■ WHAT IS EXPECTED
Write out each line beneath this one exactly as it reads.

■ MATERIAL FOR THIS TASK
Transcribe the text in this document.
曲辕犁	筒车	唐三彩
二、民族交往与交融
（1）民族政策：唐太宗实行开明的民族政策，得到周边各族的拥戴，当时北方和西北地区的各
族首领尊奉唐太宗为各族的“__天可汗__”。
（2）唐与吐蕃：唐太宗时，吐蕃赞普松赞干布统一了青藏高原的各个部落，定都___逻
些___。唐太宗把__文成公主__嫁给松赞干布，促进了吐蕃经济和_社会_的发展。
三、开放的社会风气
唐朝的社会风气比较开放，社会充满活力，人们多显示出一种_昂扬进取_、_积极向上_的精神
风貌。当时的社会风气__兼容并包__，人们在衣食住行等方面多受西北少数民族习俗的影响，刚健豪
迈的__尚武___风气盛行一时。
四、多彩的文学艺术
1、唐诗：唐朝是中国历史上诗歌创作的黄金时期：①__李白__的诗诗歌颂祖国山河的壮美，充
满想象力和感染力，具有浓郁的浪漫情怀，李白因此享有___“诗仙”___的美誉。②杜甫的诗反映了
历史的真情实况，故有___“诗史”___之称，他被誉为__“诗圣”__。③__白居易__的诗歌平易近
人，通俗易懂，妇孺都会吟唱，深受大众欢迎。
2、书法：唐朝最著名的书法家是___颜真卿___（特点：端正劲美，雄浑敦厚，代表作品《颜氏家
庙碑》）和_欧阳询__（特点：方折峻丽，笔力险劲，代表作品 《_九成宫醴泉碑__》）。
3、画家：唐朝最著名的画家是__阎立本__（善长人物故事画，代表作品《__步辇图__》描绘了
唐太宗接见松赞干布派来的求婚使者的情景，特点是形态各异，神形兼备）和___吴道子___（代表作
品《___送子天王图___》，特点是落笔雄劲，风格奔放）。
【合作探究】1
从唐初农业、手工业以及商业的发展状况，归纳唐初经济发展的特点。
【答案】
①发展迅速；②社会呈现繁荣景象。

■ RESPONSE TO THIS TASK
Transcribe the text in this document.
曲辕犁	筒车	唐三彩
二、民族交往与交融
（1）民族政策：唐太宗实行开明的民族政策，得到周边各族的拥戴，当时北方和西北地区的各
族首领尊奉唐太宗为各族的“__天可汗__”。
（2）唐与吐蕃：唐太宗时，吐蕃赞普松赞干布统一了青藏高原的各个部落，定都___逻
些___。唐太宗把__文成公主__嫁给松赞干布，促进了吐蕃经济和_社会_的发展。
三、开放的社会风气
唐朝的社会风气比较开放，社会充满活力，人们多显示出一种_昂扬进取_、_积极向上_的精神
风貌。当时的社会风气__兼容并包__，人们在衣食住行等方面多受西北少数民族习俗的影响，刚健豪
迈的__尚武___风气盛行一时。
四、多彩的文学艺术
1、唐诗：唐朝是中国历史上诗歌创作的黄金时期：①__李白__的诗诗歌颂祖国山河的壮美，充
满想象力和感染力，具有浓郁的浪漫情怀，李白因此享有___“诗仙”___的美誉。②杜甫的诗反映了
历史的真情实况，故有___“诗史”___之称，他被誉为__“诗圣”__。③__白居易__的诗歌平易近
人，通俗易懂，妇孺都会吟唱，深受大众欢迎。
2、书法：唐朝最著名的书法家是___颜真卿___（特点：端正劲美，雄浑敦厚，代表作品《颜氏家
庙碑》）和_欧阳询__（特点：方折峻丽，笔力险劲，代表作品 《_九成宫醴泉碑__》）。
3、画家：唐朝最著名的画家是__阎立本__（善长人物故事画，代表作品《__步辇图__》描绘了
唐太宗接见松赞干布派来的求婚使者的情景，特点是形态各异，神形兼备）和___吴道子___（代表作
品《___送子天王图___》，特点是落笔雄劲，风格奔放）。
【合作探究】1
从唐初农业、手工业以及商业的发展状况，归纳唐初经济发展的特点。
【答案】
①发展迅速；②社会呈现繁荣景象。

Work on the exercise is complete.